* Begin Rows *

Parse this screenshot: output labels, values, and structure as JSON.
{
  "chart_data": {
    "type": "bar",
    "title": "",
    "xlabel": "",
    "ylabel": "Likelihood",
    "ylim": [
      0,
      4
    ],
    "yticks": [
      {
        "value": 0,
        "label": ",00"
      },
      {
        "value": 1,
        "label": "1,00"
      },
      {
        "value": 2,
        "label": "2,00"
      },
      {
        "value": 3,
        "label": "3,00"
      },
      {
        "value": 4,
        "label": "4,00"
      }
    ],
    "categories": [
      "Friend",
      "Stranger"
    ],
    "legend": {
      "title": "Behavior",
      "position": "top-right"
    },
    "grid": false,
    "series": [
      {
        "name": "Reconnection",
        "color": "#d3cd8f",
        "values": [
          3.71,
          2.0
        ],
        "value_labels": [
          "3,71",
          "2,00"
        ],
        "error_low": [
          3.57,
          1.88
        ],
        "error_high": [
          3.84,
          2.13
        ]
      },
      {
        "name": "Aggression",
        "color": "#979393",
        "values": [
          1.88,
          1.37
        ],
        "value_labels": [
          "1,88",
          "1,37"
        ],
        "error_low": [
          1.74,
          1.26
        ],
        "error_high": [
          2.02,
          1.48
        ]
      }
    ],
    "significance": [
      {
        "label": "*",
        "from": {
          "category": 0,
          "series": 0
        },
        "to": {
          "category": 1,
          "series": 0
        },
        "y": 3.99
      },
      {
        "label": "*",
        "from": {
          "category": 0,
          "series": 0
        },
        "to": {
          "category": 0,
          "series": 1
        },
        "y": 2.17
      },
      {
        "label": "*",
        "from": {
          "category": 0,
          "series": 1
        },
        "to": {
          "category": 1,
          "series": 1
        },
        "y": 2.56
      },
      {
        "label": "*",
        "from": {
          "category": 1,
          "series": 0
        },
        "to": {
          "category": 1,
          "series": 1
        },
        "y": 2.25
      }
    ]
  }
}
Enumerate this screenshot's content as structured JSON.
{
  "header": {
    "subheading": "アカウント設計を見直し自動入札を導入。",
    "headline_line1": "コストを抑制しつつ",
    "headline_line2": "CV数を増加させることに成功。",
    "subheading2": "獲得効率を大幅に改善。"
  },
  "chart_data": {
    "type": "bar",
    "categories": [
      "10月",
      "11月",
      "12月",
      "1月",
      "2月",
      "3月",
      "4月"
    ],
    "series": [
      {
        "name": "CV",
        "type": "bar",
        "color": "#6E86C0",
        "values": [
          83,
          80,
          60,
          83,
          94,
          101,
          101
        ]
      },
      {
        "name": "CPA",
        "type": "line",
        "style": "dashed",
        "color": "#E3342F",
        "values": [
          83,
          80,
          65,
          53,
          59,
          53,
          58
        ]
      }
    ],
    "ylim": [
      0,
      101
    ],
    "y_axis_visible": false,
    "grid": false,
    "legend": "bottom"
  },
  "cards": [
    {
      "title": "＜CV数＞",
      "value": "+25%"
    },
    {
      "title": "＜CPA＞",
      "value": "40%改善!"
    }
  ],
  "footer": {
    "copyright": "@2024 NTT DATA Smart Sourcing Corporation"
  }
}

* End Rows *

Exercise brief
Which lines of the data include "title"? Copy each of them.

Written reply
    "title": "",
      "title": "Behavior",
      "title": "＜CV数＞",
      "title": "＜CPA＞",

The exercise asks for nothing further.